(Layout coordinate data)
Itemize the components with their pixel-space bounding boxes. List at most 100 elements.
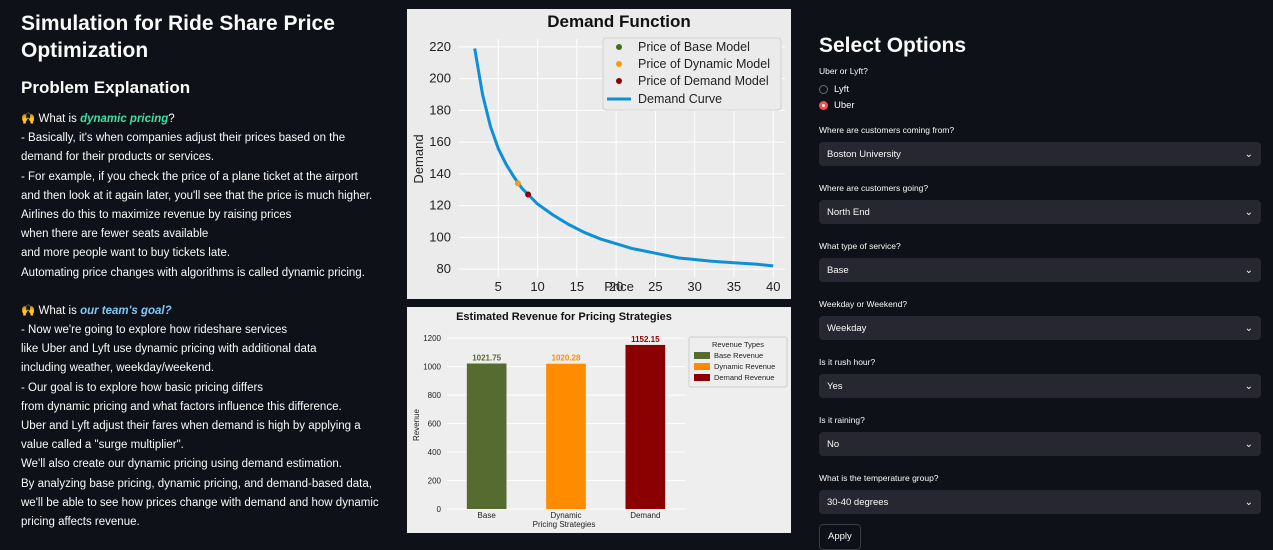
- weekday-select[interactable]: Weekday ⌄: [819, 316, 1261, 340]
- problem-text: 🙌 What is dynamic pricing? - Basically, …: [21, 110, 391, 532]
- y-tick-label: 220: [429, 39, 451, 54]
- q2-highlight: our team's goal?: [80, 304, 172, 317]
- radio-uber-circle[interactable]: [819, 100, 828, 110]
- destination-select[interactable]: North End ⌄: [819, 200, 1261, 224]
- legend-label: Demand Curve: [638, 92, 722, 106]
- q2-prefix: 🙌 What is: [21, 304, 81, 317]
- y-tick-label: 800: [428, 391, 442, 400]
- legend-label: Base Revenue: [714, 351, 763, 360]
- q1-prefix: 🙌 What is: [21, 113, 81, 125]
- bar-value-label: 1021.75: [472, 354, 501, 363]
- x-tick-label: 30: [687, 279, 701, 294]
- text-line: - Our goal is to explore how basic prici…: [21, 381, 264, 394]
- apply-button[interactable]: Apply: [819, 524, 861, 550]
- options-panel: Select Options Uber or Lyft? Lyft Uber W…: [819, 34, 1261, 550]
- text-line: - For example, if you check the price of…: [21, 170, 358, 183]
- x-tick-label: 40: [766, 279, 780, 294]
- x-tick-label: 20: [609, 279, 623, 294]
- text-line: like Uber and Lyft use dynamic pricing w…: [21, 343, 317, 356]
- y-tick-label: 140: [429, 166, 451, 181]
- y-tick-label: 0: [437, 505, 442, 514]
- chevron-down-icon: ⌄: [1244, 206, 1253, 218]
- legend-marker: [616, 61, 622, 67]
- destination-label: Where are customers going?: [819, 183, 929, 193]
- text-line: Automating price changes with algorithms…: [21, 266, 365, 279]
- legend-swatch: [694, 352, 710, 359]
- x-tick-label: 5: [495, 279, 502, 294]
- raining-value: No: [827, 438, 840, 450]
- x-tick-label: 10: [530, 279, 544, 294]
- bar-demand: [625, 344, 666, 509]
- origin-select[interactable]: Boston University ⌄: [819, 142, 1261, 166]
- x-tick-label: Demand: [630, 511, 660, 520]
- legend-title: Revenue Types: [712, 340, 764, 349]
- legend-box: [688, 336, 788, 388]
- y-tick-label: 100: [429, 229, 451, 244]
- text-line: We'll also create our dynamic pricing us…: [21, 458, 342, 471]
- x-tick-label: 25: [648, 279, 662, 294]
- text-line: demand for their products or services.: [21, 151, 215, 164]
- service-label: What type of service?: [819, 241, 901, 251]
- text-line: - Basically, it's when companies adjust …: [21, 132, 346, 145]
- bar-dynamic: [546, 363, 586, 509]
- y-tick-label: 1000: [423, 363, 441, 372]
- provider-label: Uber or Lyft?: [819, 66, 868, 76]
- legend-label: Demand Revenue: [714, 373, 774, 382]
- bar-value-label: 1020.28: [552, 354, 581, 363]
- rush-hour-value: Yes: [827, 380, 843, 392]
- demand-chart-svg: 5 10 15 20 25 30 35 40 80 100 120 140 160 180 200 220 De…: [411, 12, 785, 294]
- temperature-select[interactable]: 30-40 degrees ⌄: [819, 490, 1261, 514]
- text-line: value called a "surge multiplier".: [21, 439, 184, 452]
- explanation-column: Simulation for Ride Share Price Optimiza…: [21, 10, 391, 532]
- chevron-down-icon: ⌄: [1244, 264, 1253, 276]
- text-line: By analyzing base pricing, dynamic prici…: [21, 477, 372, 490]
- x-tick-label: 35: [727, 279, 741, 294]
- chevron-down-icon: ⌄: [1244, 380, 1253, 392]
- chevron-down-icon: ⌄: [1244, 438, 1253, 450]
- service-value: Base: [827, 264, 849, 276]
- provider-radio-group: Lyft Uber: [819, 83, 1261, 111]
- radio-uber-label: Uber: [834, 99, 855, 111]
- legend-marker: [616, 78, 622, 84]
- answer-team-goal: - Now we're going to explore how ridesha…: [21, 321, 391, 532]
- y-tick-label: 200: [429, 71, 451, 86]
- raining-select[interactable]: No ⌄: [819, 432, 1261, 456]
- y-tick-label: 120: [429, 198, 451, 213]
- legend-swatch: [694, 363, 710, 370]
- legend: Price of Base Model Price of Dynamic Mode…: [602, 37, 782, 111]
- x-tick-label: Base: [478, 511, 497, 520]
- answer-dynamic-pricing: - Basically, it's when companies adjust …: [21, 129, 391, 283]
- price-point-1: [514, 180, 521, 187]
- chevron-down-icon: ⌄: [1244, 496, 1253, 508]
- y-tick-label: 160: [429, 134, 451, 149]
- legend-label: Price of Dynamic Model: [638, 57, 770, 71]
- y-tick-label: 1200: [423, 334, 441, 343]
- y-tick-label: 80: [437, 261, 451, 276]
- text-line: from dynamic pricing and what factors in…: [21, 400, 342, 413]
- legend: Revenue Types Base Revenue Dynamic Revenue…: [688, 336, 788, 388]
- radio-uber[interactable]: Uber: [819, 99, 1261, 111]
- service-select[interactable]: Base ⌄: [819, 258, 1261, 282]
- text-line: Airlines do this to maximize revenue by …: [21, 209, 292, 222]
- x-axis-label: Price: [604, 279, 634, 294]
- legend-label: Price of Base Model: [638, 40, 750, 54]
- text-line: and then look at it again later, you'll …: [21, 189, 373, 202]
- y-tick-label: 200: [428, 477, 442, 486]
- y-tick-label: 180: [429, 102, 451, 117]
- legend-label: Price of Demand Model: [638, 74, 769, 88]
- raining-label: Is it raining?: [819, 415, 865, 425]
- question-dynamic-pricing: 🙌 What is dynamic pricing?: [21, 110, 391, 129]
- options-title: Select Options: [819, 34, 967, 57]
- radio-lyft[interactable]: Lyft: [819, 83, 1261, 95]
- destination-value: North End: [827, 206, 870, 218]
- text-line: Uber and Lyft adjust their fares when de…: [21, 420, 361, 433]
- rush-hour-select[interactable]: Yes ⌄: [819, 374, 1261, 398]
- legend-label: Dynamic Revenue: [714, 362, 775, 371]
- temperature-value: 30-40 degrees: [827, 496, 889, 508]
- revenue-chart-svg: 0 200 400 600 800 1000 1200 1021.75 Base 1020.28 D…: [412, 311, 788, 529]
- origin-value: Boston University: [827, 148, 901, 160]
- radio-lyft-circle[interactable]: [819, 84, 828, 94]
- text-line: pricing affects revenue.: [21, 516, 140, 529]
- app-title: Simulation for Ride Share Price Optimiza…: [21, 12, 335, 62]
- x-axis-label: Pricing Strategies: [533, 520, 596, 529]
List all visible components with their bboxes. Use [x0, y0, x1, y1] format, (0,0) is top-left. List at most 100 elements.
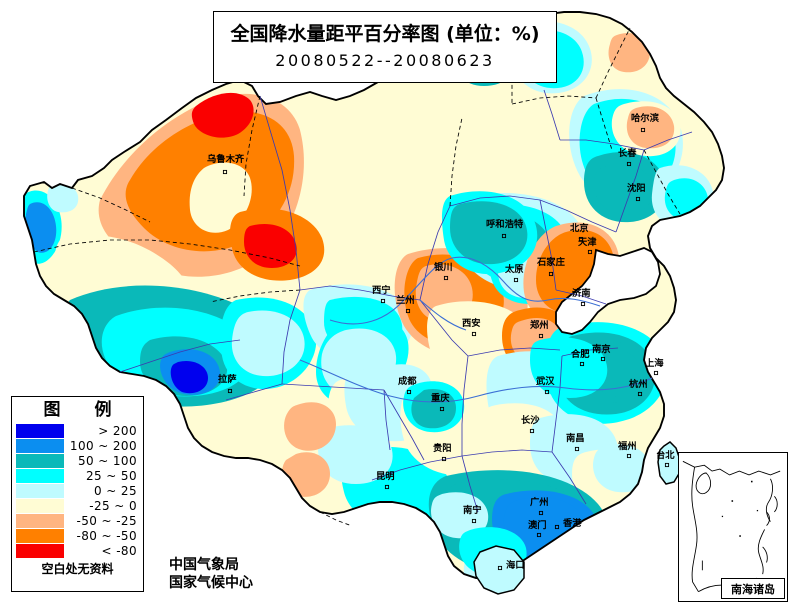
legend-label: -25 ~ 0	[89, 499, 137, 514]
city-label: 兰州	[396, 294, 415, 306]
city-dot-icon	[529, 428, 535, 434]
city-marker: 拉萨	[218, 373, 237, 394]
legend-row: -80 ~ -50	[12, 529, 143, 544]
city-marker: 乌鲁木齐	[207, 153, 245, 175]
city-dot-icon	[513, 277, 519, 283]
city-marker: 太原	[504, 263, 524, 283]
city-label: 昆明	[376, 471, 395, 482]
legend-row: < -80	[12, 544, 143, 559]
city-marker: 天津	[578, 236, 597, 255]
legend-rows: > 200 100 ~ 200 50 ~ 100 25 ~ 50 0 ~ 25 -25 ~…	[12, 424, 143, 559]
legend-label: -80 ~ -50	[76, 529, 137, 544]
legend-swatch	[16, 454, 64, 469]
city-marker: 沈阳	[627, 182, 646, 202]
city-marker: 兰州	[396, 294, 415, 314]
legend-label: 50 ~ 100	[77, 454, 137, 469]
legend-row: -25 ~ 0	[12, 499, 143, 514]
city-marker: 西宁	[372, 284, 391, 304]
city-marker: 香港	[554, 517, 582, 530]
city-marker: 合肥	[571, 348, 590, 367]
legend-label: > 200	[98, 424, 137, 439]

# THE EXERCISE
Update everything from the line that contains "legend-label: -25 ~" down to the end of the rows by replacing "city-marker" with "map-pin" and leaving all else unchanged. Return only those lines.

# ANSWER TO THE PROBLEM
legend-label: -25 ~ 0	[89, 499, 137, 514]
city-label: 兰州	[396, 294, 415, 306]
city-dot-icon	[529, 428, 535, 434]
map-pin: 拉萨	[218, 373, 237, 394]
legend-row: -80 ~ -50	[12, 529, 143, 544]
map-pin: 乌鲁木齐	[207, 153, 245, 175]
city-dot-icon	[513, 277, 519, 283]
map-pin: 太原	[504, 263, 524, 283]
city-label: 昆明	[376, 471, 395, 482]
legend-row: < -80	[12, 544, 143, 559]
map-pin: 天津	[578, 236, 597, 255]
legend-rows: > 200 100 ~ 200 50 ~ 100 25 ~ 50 0 ~ 25 -25 ~…	[12, 424, 143, 559]
legend-label: -80 ~ -50	[76, 529, 137, 544]
legend-swatch	[16, 454, 64, 469]
map-pin: 沈阳	[627, 182, 646, 202]
map-pin: 兰州	[396, 294, 415, 314]
legend-label: 50 ~ 100	[77, 454, 137, 469]
legend-row: -25 ~ 0	[12, 499, 143, 514]
map-pin: 西宁	[372, 284, 391, 304]
map-pin: 香港	[554, 517, 582, 530]
map-pin: 合肥	[571, 348, 590, 367]
legend-label: > 200	[98, 424, 137, 439]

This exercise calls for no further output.